PROBLEM:
Reproduce the data exactly.

DATA SUPPLIED:
•••

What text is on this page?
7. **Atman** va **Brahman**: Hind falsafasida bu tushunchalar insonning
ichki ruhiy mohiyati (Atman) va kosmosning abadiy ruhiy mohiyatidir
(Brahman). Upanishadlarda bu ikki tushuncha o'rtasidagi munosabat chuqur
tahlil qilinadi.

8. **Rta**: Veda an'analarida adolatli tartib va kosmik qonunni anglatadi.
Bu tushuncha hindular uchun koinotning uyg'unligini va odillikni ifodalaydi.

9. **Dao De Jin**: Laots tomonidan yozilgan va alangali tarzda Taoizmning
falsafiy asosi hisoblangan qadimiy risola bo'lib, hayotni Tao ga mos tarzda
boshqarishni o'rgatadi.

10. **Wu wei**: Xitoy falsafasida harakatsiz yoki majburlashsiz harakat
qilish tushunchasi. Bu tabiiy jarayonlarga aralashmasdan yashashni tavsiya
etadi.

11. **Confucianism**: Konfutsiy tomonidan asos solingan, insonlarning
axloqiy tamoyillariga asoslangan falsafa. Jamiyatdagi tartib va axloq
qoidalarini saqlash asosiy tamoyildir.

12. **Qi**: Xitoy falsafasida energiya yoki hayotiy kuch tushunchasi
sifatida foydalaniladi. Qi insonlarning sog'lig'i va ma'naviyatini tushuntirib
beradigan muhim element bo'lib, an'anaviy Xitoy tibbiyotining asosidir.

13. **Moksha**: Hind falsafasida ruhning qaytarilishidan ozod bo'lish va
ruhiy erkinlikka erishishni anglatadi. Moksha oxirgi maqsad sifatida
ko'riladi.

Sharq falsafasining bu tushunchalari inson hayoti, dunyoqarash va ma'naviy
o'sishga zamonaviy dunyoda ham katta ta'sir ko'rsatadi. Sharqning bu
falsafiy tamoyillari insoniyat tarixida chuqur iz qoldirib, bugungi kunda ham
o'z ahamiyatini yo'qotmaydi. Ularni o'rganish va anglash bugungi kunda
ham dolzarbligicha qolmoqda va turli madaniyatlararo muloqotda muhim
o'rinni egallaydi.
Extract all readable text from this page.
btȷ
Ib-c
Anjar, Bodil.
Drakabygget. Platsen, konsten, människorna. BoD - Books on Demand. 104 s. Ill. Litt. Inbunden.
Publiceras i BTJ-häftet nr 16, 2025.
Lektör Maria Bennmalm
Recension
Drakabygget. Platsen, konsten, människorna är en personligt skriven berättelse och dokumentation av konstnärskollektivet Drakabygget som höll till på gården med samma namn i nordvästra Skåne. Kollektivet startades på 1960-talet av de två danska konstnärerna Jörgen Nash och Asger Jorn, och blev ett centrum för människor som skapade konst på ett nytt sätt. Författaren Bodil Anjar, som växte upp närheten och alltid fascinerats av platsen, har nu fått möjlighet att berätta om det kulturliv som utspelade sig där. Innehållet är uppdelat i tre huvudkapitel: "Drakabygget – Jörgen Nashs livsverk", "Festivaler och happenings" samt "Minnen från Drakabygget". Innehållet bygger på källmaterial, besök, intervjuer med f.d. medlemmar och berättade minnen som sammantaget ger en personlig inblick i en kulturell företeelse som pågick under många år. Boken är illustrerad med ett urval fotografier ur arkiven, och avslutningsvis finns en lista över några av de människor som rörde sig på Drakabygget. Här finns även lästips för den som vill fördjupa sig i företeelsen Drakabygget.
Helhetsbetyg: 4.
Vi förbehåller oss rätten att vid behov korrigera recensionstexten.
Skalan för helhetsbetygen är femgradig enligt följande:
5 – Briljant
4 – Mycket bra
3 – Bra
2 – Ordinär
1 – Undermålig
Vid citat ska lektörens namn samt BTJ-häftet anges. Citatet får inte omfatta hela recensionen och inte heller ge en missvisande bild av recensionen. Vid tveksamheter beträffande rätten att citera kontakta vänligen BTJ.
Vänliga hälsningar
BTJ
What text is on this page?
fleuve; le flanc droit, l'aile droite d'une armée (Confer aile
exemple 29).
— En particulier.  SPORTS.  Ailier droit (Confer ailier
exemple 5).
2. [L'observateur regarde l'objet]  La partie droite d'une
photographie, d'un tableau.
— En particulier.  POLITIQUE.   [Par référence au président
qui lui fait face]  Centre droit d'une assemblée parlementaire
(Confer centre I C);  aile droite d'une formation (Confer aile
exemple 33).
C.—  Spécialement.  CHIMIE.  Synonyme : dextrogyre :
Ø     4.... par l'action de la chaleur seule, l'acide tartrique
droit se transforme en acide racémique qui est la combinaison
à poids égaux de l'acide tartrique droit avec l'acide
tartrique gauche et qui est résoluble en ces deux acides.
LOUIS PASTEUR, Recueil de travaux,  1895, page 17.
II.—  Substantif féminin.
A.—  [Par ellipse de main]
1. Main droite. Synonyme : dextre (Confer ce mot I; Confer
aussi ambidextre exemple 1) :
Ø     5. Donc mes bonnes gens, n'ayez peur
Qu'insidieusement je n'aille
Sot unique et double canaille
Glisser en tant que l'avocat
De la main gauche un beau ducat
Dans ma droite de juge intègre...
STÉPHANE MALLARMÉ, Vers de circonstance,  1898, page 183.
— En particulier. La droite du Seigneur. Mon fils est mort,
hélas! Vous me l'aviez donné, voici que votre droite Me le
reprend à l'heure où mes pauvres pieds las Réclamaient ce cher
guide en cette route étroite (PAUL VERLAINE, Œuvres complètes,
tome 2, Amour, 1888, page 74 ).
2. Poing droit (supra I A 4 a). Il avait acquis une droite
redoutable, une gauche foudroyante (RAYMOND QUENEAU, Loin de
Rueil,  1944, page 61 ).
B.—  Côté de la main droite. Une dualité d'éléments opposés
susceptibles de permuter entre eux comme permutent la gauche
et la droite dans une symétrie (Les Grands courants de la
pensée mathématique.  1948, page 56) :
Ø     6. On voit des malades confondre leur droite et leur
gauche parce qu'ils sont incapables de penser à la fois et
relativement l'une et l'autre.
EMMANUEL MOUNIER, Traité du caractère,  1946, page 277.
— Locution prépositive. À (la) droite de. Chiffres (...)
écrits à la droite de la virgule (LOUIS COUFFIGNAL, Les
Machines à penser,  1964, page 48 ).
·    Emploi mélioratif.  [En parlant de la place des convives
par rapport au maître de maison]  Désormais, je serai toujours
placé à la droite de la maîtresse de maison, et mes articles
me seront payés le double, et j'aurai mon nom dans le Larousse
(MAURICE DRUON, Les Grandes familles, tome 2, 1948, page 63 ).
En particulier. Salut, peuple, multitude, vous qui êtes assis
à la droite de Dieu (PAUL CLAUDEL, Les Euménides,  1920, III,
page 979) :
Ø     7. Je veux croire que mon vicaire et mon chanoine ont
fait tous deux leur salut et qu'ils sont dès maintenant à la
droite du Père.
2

•••

PROBLEM SOLUTION:
What text is on this page?
7. **Atman** va **Brahman**: Hind falsafasida bu tushunchalar insonning
ichki ruhiy mohiyati (Atman) va kosmosning abadiy ruhiy mohiyatidir
(Brahman). Upanishadlarda bu ikki tushuncha o'rtasidagi munosabat chuqur
tahlil qilinadi.

8. **Rta**: Veda an'analarida adolatli tartib va kosmik qonunni anglatadi.
Bu tushuncha hindular uchun koinotning uyg'unligini va odillikni ifodalaydi.

9. **Dao De Jin**: Laots tomonidan yozilgan va alangali tarzda Taoizmning
falsafiy asosi hisoblangan qadimiy risola bo'lib, hayotni Tao ga mos tarzda
boshqarishni o'rgatadi.

10. **Wu wei**: Xitoy falsafasida harakatsiz yoki majburlashsiz harakat
qilish tushunchasi. Bu tabiiy jarayonlarga aralashmasdan yashashni tavsiya
etadi.

11. **Confucianism**: Konfutsiy tomonidan asos solingan, insonlarning
axloqiy tamoyillariga asoslangan falsafa. Jamiyatdagi tartib va axloq
qoidalarini saqlash asosiy tamoyildir.

12. **Qi**: Xitoy falsafasida energiya yoki hayotiy kuch tushunchasi
sifatida foydalaniladi. Qi insonlarning sog'lig'i va ma'naviyatini tushuntirib
beradigan muhim element bo'lib, an'anaviy Xitoy tibbiyotining asosidir.

13. **Moksha**: Hind falsafasida ruhning qaytarilishidan ozod bo'lish va
ruhiy erkinlikka erishishni anglatadi. Moksha oxirgi maqsad sifatida
ko'riladi.

Sharq falsafasining bu tushunchalari inson hayoti, dunyoqarash va ma'naviy
o'sishga zamonaviy dunyoda ham katta ta'sir ko'rsatadi. Sharqning bu
falsafiy tamoyillari insoniyat tarixida chuqur iz qoldirib, bugungi kunda ham
o'z ahamiyatini yo'qotmaydi. Ularni o'rganish va anglash bugungi kunda
ham dolzarbligicha qolmoqda va turli madaniyatlararo muloqotda muhim
o'rinni egallaydi.
Extract all readable text from this page.
btȷ
Ib-c
Anjar, Bodil.
Drakabygget. Platsen, konsten, människorna. BoD - Books on Demand. 104 s. Ill. Litt. Inbunden.
Publiceras i BTJ-häftet nr 16, 2025.
Lektör Maria Bennmalm
Recension
Drakabygget. Platsen, konsten, människorna är en personligt skriven berättelse och dokumentation av konstnärskollektivet Drakabygget som höll till på gården med samma namn i nordvästra Skåne. Kollektivet startades på 1960-talet av de två danska konstnärerna Jörgen Nash och Asger Jorn, och blev ett centrum för människor som skapade konst på ett nytt sätt. Författaren Bodil Anjar, som växte upp närheten och alltid fascinerats av platsen, har nu fått möjlighet att berätta om det kulturliv som utspelade sig där. Innehållet är uppdelat i tre huvudkapitel: "Drakabygget – Jörgen Nashs livsverk", "Festivaler och happenings" samt "Minnen från Drakabygget". Innehållet bygger på källmaterial, besök, intervjuer med f.d. medlemmar och berättade minnen som sammantaget ger en personlig inblick i en kulturell företeelse som pågick under många år. Boken är illustrerad med ett urval fotografier ur arkiven, och avslutningsvis finns en lista över några av de människor som rörde sig på Drakabygget. Här finns även lästips för den som vill fördjupa sig i företeelsen Drakabygget.
Helhetsbetyg: 4.
Vi förbehåller oss rätten att vid behov korrigera recensionstexten.
Skalan för helhetsbetygen är femgradig enligt följande:
5 – Briljant
4 – Mycket bra
3 – Bra
2 – Ordinär
1 – Undermålig
Vid citat ska lektörens namn samt BTJ-häftet anges. Citatet får inte omfatta hela recensionen och inte heller ge en missvisande bild av recensionen. Vid tveksamheter beträffande rätten att citera kontakta vänligen BTJ.
Vänliga hälsningar
BTJ
What text is on this page?
fleuve; le flanc droit, l'aile droite d'une armée (Confer aile
exemple 29).
— En particulier.  SPORTS.  Ailier droit (Confer ailier
exemple 5).
2. [L'observateur regarde l'objet]  La partie droite d'une
photographie, d'un tableau.
— En particulier.  POLITIQUE.   [Par référence au président
qui lui fait face]  Centre droit d'une assemblée parlementaire
(Confer centre I C);  aile droite d'une formation (Confer aile
exemple 33).
C.—  Spécialement.  CHIMIE.  Synonyme : dextrogyre :
Ø     4.... par l'action de la chaleur seule, l'acide tartrique
droit se transforme en acide racémique qui est la combinaison
à poids égaux de l'acide tartrique droit avec l'acide
tartrique gauche et qui est résoluble en ces deux acides.
LOUIS PASTEUR, Recueil de travaux,  1895, page 17.
II.—  Substantif féminin.
A.—  [Par ellipse de main]
1. Main droite. Synonyme : dextre (Confer ce mot I; Confer
aussi ambidextre exemple 1) :
Ø     5. Donc mes bonnes gens, n'ayez peur
Qu'insidieusement je n'aille
Sot unique et double canaille
Glisser en tant que l'avocat
De la main gauche un beau ducat
Dans ma droite de juge intègre...
STÉPHANE MALLARMÉ, Vers de circonstance,  1898, page 183.
— En particulier. La droite du Seigneur. Mon fils est mort,
hélas! Vous me l'aviez donné, voici que votre droite Me le
reprend à l'heure où mes pauvres pieds las Réclamaient ce cher
guide en cette route étroite (PAUL VERLAINE, Œuvres complètes,
tome 2, Amour, 1888, page 74 ).
2. Poing droit (supra I A 4 a). Il avait acquis une droite
redoutable, une gauche foudroyante (RAYMOND QUENEAU, Loin de
Rueil,  1944, page 61 ).
B.—  Côté de la main droite. Une dualité d'éléments opposés
susceptibles de permuter entre eux comme permutent la gauche
et la droite dans une symétrie (Les Grands courants de la
pensée mathématique.  1948, page 56) :
Ø     6. On voit des malades confondre leur droite et leur
gauche parce qu'ils sont incapables de penser à la fois et
relativement l'une et l'autre.
EMMANUEL MOUNIER, Traité du caractère,  1946, page 277.
— Locution prépositive. À (la) droite de. Chiffres (...)
écrits à la droite de la virgule (LOUIS COUFFIGNAL, Les
Machines à penser,  1964, page 48 ).
·    Emploi mélioratif.  [En parlant de la place des convives
par rapport au maître de maison]  Désormais, je serai toujours
placé à la droite de la maîtresse de maison, et mes articles
me seront payés le double, et j'aurai mon nom dans le Larousse
(MAURICE DRUON, Les Grandes familles, tome 2, 1948, page 63 ).
En particulier. Salut, peuple, multitude, vous qui êtes assis
à la droite de Dieu (PAUL CLAUDEL, Les Euménides,  1920, III,
page 979) :
Ø     7. Je veux croire que mon vicaire et mon chanoine ont
fait tous deux leur salut et qu'ils sont dès maintenant à la
droite du Père.
2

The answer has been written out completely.